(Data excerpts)
#####
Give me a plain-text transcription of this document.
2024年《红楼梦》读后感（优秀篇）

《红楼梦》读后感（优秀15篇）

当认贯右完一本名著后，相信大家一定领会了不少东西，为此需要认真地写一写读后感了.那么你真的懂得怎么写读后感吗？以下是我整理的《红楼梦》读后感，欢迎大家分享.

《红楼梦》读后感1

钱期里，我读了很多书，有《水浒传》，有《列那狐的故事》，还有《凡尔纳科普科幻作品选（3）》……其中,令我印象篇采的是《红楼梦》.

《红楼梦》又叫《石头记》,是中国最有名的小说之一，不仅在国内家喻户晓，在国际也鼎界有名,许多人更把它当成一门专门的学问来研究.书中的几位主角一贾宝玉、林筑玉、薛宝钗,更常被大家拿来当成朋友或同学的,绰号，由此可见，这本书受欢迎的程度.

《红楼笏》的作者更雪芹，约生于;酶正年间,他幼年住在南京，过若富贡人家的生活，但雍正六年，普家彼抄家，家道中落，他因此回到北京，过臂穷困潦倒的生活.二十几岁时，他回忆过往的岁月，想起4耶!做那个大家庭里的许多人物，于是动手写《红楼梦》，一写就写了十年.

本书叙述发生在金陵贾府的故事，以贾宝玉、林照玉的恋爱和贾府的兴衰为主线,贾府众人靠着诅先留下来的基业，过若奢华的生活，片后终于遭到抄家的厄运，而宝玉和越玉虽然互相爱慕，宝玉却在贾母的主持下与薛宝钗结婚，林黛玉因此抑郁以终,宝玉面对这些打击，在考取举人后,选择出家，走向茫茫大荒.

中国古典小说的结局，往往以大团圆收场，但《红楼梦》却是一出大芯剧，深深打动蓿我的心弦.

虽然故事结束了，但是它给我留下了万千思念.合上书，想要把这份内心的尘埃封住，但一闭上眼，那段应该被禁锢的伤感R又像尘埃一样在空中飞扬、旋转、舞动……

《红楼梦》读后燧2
#####
Problem description -> Each line of the listing should be copied exactly.

Response to this exercise ->
Give me a plain-text transcription of this document.
2024年《红楼梦》读后感（优秀篇）

《红楼梦》读后感（优秀15篇）

当认贯右完一本名著后，相信大家一定领会了不少东西，为此需要认真地写一写读后感了.那么你真的懂得怎么写读后感吗？以下是我整理的《红楼梦》读后感，欢迎大家分享.

《红楼梦》读后感1

钱期里，我读了很多书，有《水浒传》，有《列那狐的故事》，还有《凡尔纳科普科幻作品选（3）》……其中,令我印象篇采的是《红楼梦》.

《红楼梦》又叫《石头记》,是中国最有名的小说之一，不仅在国内家喻户晓，在国际也鼎界有名,许多人更把它当成一门专门的学问来研究.书中的几位主角一贾宝玉、林筑玉、薛宝钗,更常被大家拿来当成朋友或同学的,绰号，由此可见，这本书受欢迎的程度.

《红楼笏》的作者更雪芹，约生于;酶正年间,他幼年住在南京，过若富贡人家的生活，但雍正六年，普家彼抄家，家道中落，他因此回到北京，过臂穷困潦倒的生活.二十几岁时，他回忆过往的岁月，想起4耶!做那个大家庭里的许多人物，于是动手写《红楼梦》，一写就写了十年.

本书叙述发生在金陵贾府的故事，以贾宝玉、林照玉的恋爱和贾府的兴衰为主线,贾府众人靠着诅先留下来的基业，过若奢华的生活，片后终于遭到抄家的厄运，而宝玉和越玉虽然互相爱慕，宝玉却在贾母的主持下与薛宝钗结婚，林黛玉因此抑郁以终,宝玉面对这些打击，在考取举人后,选择出家，走向茫茫大荒.

中国古典小说的结局，往往以大团圆收场，但《红楼梦》却是一出大芯剧，深深打动蓿我的心弦.

虽然故事结束了，但是它给我留下了万千思念.合上书，想要把这份内心的尘埃封住，但一闭上眼，那段应该被禁锢的伤感R又像尘埃一样在空中飞扬、旋转、舞动……

《红楼梦》读后燧2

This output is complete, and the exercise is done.